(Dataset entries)
╔══

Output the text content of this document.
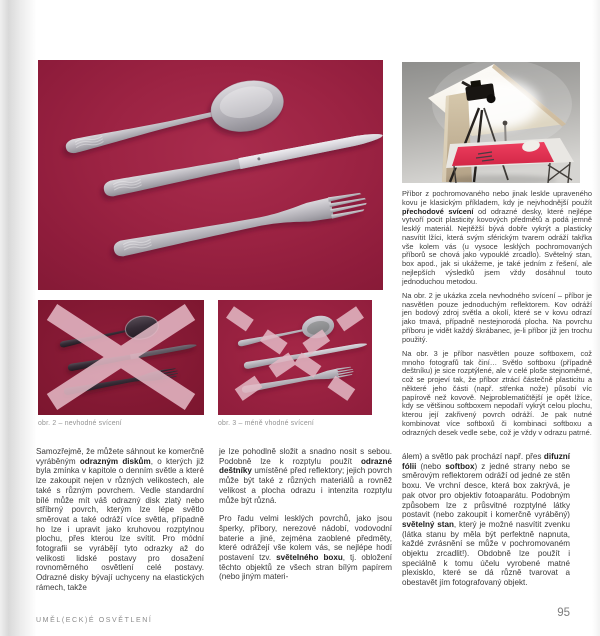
obr. 2 – nevhodné svícení	obr. 3 – méně vhodné svícení

Příbor z pochromovaného nebo jinak leskle upraveného kovu je klasickým příkladem, kdy je nejvhodnější použít přechodové svícení od odrazné desky, které nejlépe vytvoří pocit plasticity kovových předmětů a podá jemně lesklý materiál. Nejtěžší bývá dobře vykrýt a plasticky nasvítit lžíci, která svým sférickým tvarem odráží takřka vše kolem vás (u vysoce lesklých pochromovaných příborů se chová jako vypouklé zrcadlo). Světelný stan, box apod., jak si ukážeme, je také jedním z řešení, ale nejlepších výsledků jsem vždy dosáhnul touto jednoduchou metodou.

Na obr. 2 je ukázka zcela nevhodného svícení – příbor je nasvětlen pouze jednoduchým reflektorem. Kov odráží jen bodový zdroj světla a okolí, které se v kovu odrazí jako tmavá, případně nestejnorodá plocha. Na povrchu příboru je vidět každý škrábanec, je-li příbor již jen trochu použitý.

Na obr. 3 je příbor nasvětlen pouze softboxem, což mnoho fotografů tak činí… Světlo softboxu (případně deštníku) je sice rozptýlené, ale v celé ploše stejnoměrné, což se projeví tak, že příbor ztrácí částečně plasticitu a některé jeho části (např. střenka nože) působí víc papírově než kovově. Nejproblematičtější je opět lžíce, kdy se většinou softboxem nepodaří vykrýt celou plochu, kterou její zakřivený povrch odráží. Je pak nutné kombinovat více softboxů či kombinaci softboxu a odrazných desek vedle sebe, což je vždy v odrazu patrné.

Samozřejmě, že můžete sáhnout ke komerčně vyráběným odrazným diskům, o kterých již byla zmínka v kapitole o denním světle a které lze zakoupit nejen v různých velikostech, ale také s různým povrchem. Vedle standardní bílé může mít váš odrazný disk zlatý nebo stříbrný povrch, kterým lze lépe světlo směrovat a také odráží více světla, případně ho lze i upravit jako kruhovou rozptylnou plochu, přes kterou lze svítit. Pro módní fotografii se vyrábějí tyto odrazky až do velikosti lidské postavy pro dosažení rovnoměrného osvětlení celé postavy. Odrazné disky bývají uchyceny na elastických rámech, takže

je lze pohodlně složit a snadno nosit s sebou. Podobně lze k rozptylu použít odrazné deštníky umístěné před reflektory; jejich povrch může být také z různých materiálů a rovněž velikost a plocha odrazu i intenzita rozptylu může být různá.

Pro řadu velmi lesklých povrchů, jako jsou šperky, příbory, nerezové nádobí, vodovodní baterie a jiné, zejména zaoblené předměty, které odrážejí vše kolem vás, se nejlépe hodí postavení tzv. světelného boxu, tj. obložení těchto objektů ze všech stran bílým papírem (nebo jiným materi-

álem) a světlo pak prochází např. přes difuzní fólii (nebo softbox) z jedné strany nebo se směrovým reflektorem odráží od jedné ze stěn boxu. Ve vrchní desce, která box zakrývá, je pak otvor pro objektiv fotoaparátu. Podobným způsobem lze z průsvitné rozptylné látky postavit (nebo zakoupit i komerčně vyráběný) světelný stan, který je možné nasvítit zvenku (látka stanu by měla být perfektně napnuta, každé zvrásnění se může v pochromovaném objektu zrcadlit!). Obdobně lze použít i speciálně k tomu účelu vyrobené matné plexisklo, které se dá různě tvarovat a obestavět jím fotografovaný objekt.

UMĚL(ECK)É OSVĚTLENÍ
95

╚══

- _Exercise description_
Read the lines above. Gather those in which the string "případně" is found.

- _Solution for this problem_
Na obr. 2 je ukázka zcela nevhodného svícení – příbor je nasvětlen pouze jednoduchým reflektorem. Kov odráží jen bodový zdroj světla a okolí, které se v kovu odrazí jako tmavá, případně nestejnorodá plocha. Na povrchu příboru je vidět každý škrábanec, je-li příbor již jen trochu použitý.
Na obr. 3 je příbor nasvětlen pouze softboxem, což mnoho fotografů tak činí… Světlo softboxu (případně deštníku) je sice rozptýlené, ale v celé ploše stejnoměrné, což se projeví tak, že příbor ztrácí částečně plasticitu a některé jeho části (např. střenka nože) působí víc papírově než kovově. Nejproblematičtější je opět lžíce, kdy se většinou softboxem nepodaří vykrýt celou plochu, kterou její zakřivený povrch odráží. Je pak nutné kombinovat více softboxů či kombinaci softboxu a odrazných desek vedle sebe, což je vždy v odrazu patrné.
Samozřejmě, že můžete sáhnout ke komerčně vyráběným odrazným diskům, o kterých již byla zmínka v kapitole o denním světle a které lze zakoupit nejen v různých velikostech, ale také s různým povrchem. Vedle standardní bílé může mít váš odrazný disk zlatý nebo stříbrný povrch, kterým lze lépe světlo směrovat a také odráží více světla, případně ho lze i upravit jako kruhovou rozptylnou plochu, přes kterou lze svítit. Pro módní fotografii se vyrábějí tyto odrazky až do velikosti lidské postavy pro dosažení rovnoměrného osvětlení celé postavy. Odrazné disky bývají uchyceny na elastických rámech, takže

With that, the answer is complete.